→ **Task description**: Each line of the listing that contains the word "Anomalia" is to be copied.

→ **Rows**:
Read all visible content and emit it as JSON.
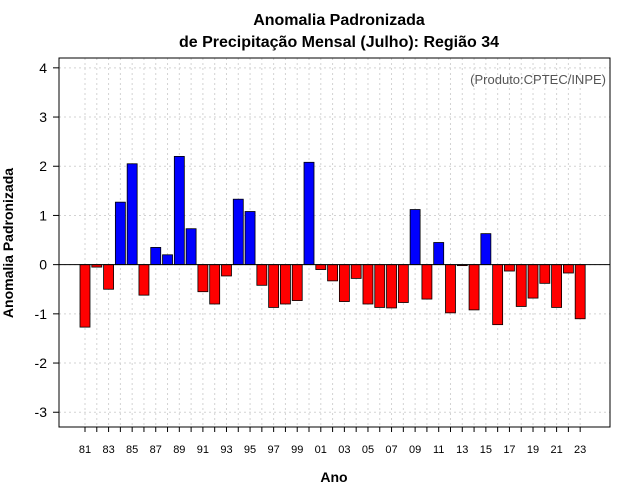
{
  "chart_data": {
    "type": "bar",
    "title": "Anomalia Padronizada",
    "subtitle": "de Precipitação Mensal (Julho): Região 34",
    "xlabel": "Ano",
    "ylabel": "Anomalia Padronizada",
    "annotation": "(Produto:CPTEC/INPE)",
    "ylim": [
      -3.3,
      4.2
    ],
    "yticks": [
      "-3",
      "-2",
      "-1",
      "0",
      "1",
      "2",
      "3",
      "4"
    ],
    "grid": true,
    "colors": {
      "positive": "#0000ff",
      "negative": "#ff0000",
      "outline": "#000000"
    },
    "categories": [
      "81",
      "82",
      "83",
      "84",
      "85",
      "86",
      "87",
      "88",
      "89",
      "90",
      "91",
      "92",
      "93",
      "94",
      "95",
      "96",
      "97",
      "98",
      "99",
      "00",
      "01",
      "02",
      "03",
      "04",
      "05",
      "06",
      "07",
      "08",
      "09",
      "10",
      "11",
      "12",
      "13",
      "14",
      "15",
      "16",
      "17",
      "18",
      "19",
      "20",
      "21",
      "22",
      "23"
    ],
    "xtick_labels": [
      "81",
      "83",
      "85",
      "87",
      "89",
      "91",
      "93",
      "95",
      "97",
      "99",
      "01",
      "03",
      "05",
      "07",
      "09",
      "11",
      "13",
      "15",
      "17",
      "19",
      "21",
      "23"
    ],
    "values": [
      -1.27,
      -0.05,
      -0.5,
      1.27,
      2.05,
      -0.62,
      0.35,
      0.2,
      2.2,
      0.73,
      -0.55,
      -0.8,
      -0.23,
      1.33,
      1.08,
      -0.42,
      -0.87,
      -0.8,
      -0.73,
      2.08,
      -0.1,
      -0.33,
      -0.75,
      -0.28,
      -0.8,
      -0.87,
      -0.88,
      -0.77,
      1.12,
      -0.7,
      0.45,
      -0.98,
      -0.02,
      -0.92,
      0.63,
      -1.22,
      -0.13,
      -0.85,
      -0.68,
      -0.38,
      -0.87,
      -0.17,
      -1.1
    ]
  }
}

→ **Solution to this task**:
    "title": "Anomalia Padronizada",
    "ylabel": "Anomalia Padronizada",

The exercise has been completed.